With the pictures left out, copy the listing below exactly.
################
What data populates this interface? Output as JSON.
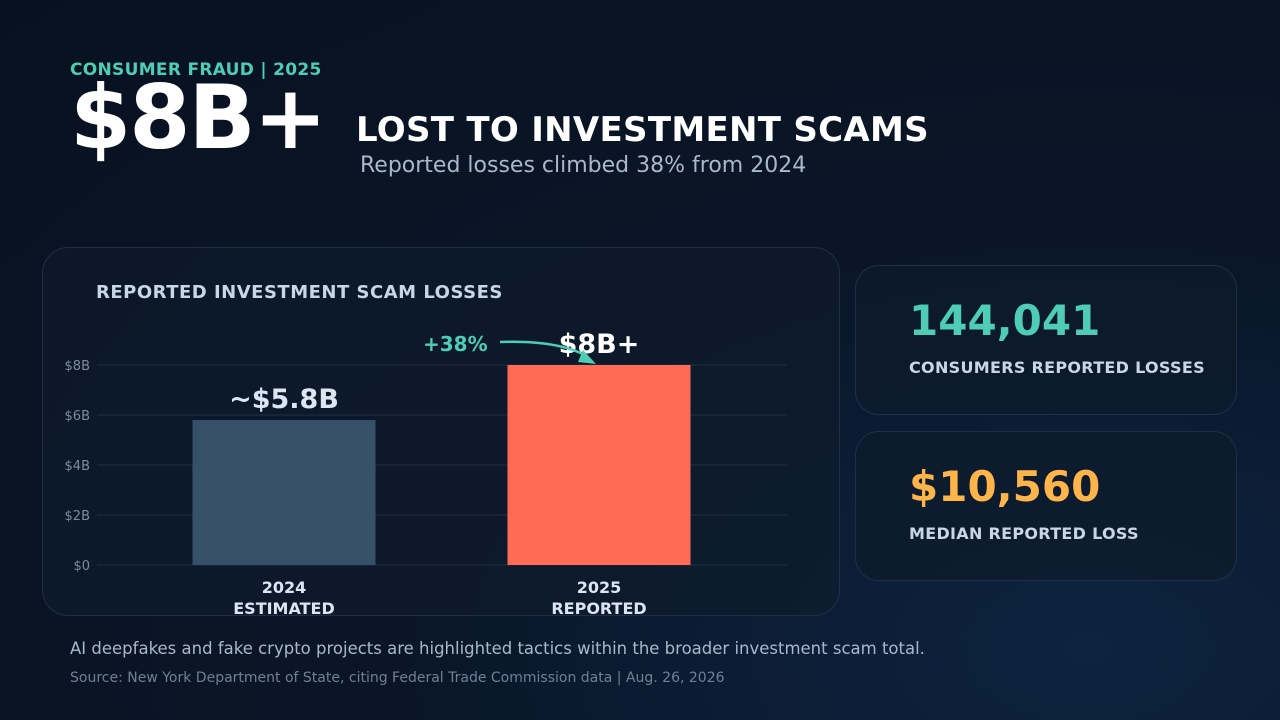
{
  "header": {
    "eyebrow": "CONSUMER FRAUD | 2025",
    "big_number": "$8B+",
    "headline": "LOST TO INVESTMENT SCAMS",
    "subhead": "Reported losses climbed 38% from 2024"
  },
  "chart_data": {
    "type": "bar",
    "title": "REPORTED INVESTMENT SCAM LOSSES",
    "categories": [
      [
        "2024",
        "ESTIMATED"
      ],
      [
        "2025",
        "REPORTED"
      ]
    ],
    "values": [
      5.8,
      8
    ],
    "value_labels": [
      "~$5.8B",
      "$8B+"
    ],
    "bar_colors": [
      "#355068",
      "#ff6b55"
    ],
    "ylim": [
      0,
      8
    ],
    "yticks": [
      0,
      2,
      4,
      6,
      8
    ],
    "ytick_labels": [
      "$0",
      "$2B",
      "$4B",
      "$6B",
      "$8B"
    ],
    "grid": true,
    "annotation": {
      "text": "+38%",
      "color": "#4ecdb4"
    },
    "xlabel": "",
    "ylabel": ""
  },
  "stats": [
    {
      "value": "144,041",
      "label": "CONSUMERS REPORTED LOSSES",
      "color": "#4ecdb4"
    },
    {
      "value": "$10,560",
      "label": "MEDIAN REPORTED LOSS",
      "color": "#fdb44b"
    }
  ],
  "footer": {
    "note": "AI deepfakes and fake crypto projects are highlighted tactics within the broader investment scam total.",
    "source": "Source: New York Department of State, citing Federal Trade Commission data | Aug. 26, 2026"
  }
}
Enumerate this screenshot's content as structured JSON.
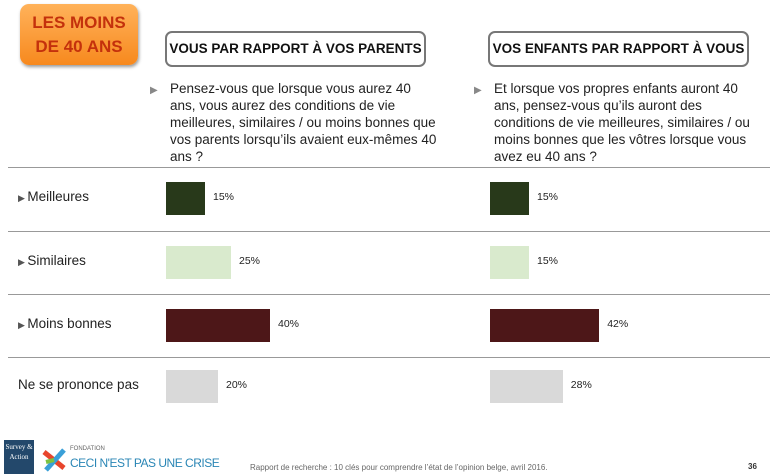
{
  "badge": "LES MOINS DE 40 ANS",
  "badge_lines": [
    "LES MOINS",
    "DE 40 ANS"
  ],
  "chart_data": [
    {
      "type": "bar",
      "title": "VOUS PAR RAPPORT À VOS PARENTS",
      "question": "Pensez-vous que lorsque vous aurez 40 ans, vous aurez des conditions de vie meilleures, similaires / ou moins bonnes que vos parents lorsqu’ils avaient eux-mêmes 40 ans ?",
      "categories": [
        "Meilleures",
        "Similaires",
        "Moins bonnes",
        "Ne se prononce pas"
      ],
      "values": [
        15,
        25,
        40,
        20
      ],
      "labels": [
        "15%",
        "25%",
        "40%",
        "20%"
      ]
    },
    {
      "type": "bar",
      "title": "VOS ENFANTS PAR RAPPORT À VOUS",
      "question": "Et lorsque vos propres enfants auront 40 ans, pensez-vous qu’ils auront des conditions de vie meilleures, similaires / ou moins bonnes que les vôtres lorsque vous avez eu 40 ans ?",
      "categories": [
        "Meilleures",
        "Similaires",
        "Moins bonnes",
        "Ne se prononce pas"
      ],
      "values": [
        15,
        15,
        42,
        28
      ],
      "labels": [
        "15%",
        "15%",
        "42%",
        "28%"
      ]
    }
  ],
  "row_labels": [
    "Meilleures",
    "Similaires",
    "Moins bonnes",
    "Ne se prononce pas"
  ],
  "row_arrows": [
    true,
    true,
    true,
    false
  ],
  "colors": [
    "#28391a",
    "#d9eacd",
    "#4d1718",
    "#d9d9d9"
  ],
  "footer": {
    "text": "Rapport de recherche : 10 clés pour comprendre l’état de l’opinion belge, avril 2016.",
    "page": "36",
    "logo1": "Survey & Action",
    "logo2_small": "FONDATION",
    "logo2": "CECI N'EST PAS UNE CRISE"
  }
}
################
> [Solution to this task]
What data populates this interface? Output as JSON.
{
  "header": {
    "eyebrow": "CONSUMER FRAUD | 2025",
    "big_number": "$8B+",
    "headline": "LOST TO INVESTMENT SCAMS",
    "subhead": "Reported losses climbed 38% from 2024"
  },
  "chart_data": {
    "type": "bar",
    "title": "REPORTED INVESTMENT SCAM LOSSES",
    "categories": [
      [
        "2024",
        "ESTIMATED"
      ],
      [
        "2025",
        "REPORTED"
      ]
    ],
    "values": [
      5.8,
      8
    ],
    "value_labels": [
      "~$5.8B",
      "$8B+"
    ],
    "bar_colors": [
      "#355068",
      "#ff6b55"
    ],
    "ylim": [
      0,
      8
    ],
    "yticks": [
      0,
      2,
      4,
      6,
      8
    ],
    "ytick_labels": [
      "$0",
      "$2B",
      "$4B",
      "$6B",
      "$8B"
    ],
    "grid": true,
    "annotation": {
      "text": "+38%",
      "color": "#4ecdb4"
    },
    "xlabel": "",
    "ylabel": ""
  },
  "stats": [
    {
      "value": "144,041",
      "label": "CONSUMERS REPORTED LOSSES",
      "color": "#4ecdb4"
    },
    {
      "value": "$10,560",
      "label": "MEDIAN REPORTED LOSS",
      "color": "#fdb44b"
    }
  ],
  "footer": {
    "note": "AI deepfakes and fake crypto projects are highlighted tactics within the broader investment scam total.",
    "source": "Source: New York Department of State, citing Federal Trade Commission data | Aug. 26, 2026"
  }
}
Enumerate this screenshot's content as structured JSON.
{
  "badge": "LES MOINS DE 40 ANS",
  "badge_lines": [
    "LES MOINS",
    "DE 40 ANS"
  ],
  "chart_data": [
    {
      "type": "bar",
      "title": "VOUS PAR RAPPORT À VOS PARENTS",
      "question": "Pensez-vous que lorsque vous aurez 40 ans, vous aurez des conditions de vie meilleures, similaires / ou moins bonnes que vos parents lorsqu’ils avaient eux-mêmes 40 ans ?",
      "categories": [
        "Meilleures",
        "Similaires",
        "Moins bonnes",
        "Ne se prononce pas"
      ],
      "values": [
        15,
        25,
        40,
        20
      ],
      "labels": [
        "15%",
        "25%",
        "40%",
        "20%"
      ]
    },
    {
      "type": "bar",
      "title": "VOS ENFANTS PAR RAPPORT À VOUS",
      "question": "Et lorsque vos propres enfants auront 40 ans, pensez-vous qu’ils auront des conditions de vie meilleures, similaires / ou moins bonnes que les vôtres lorsque vous avez eu 40 ans ?",
      "categories": [
        "Meilleures",
        "Similaires",
        "Moins bonnes",
        "Ne se prononce pas"
      ],
      "values": [
        15,
        15,
        42,
        28
      ],
      "labels": [
        "15%",
        "15%",
        "42%",
        "28%"
      ]
    }
  ],
  "row_labels": [
    "Meilleures",
    "Similaires",
    "Moins bonnes",
    "Ne se prononce pas"
  ],
  "row_arrows": [
    true,
    true,
    true,
    false
  ],
  "colors": [
    "#28391a",
    "#d9eacd",
    "#4d1718",
    "#d9d9d9"
  ],
  "footer": {
    "text": "Rapport de recherche : 10 clés pour comprendre l’état de l’opinion belge, avril 2016.",
    "page": "36",
    "logo1": "Survey & Action",
    "logo2_small": "FONDATION",
    "logo2": "CECI N'EST PAS UNE CRISE"
  }
}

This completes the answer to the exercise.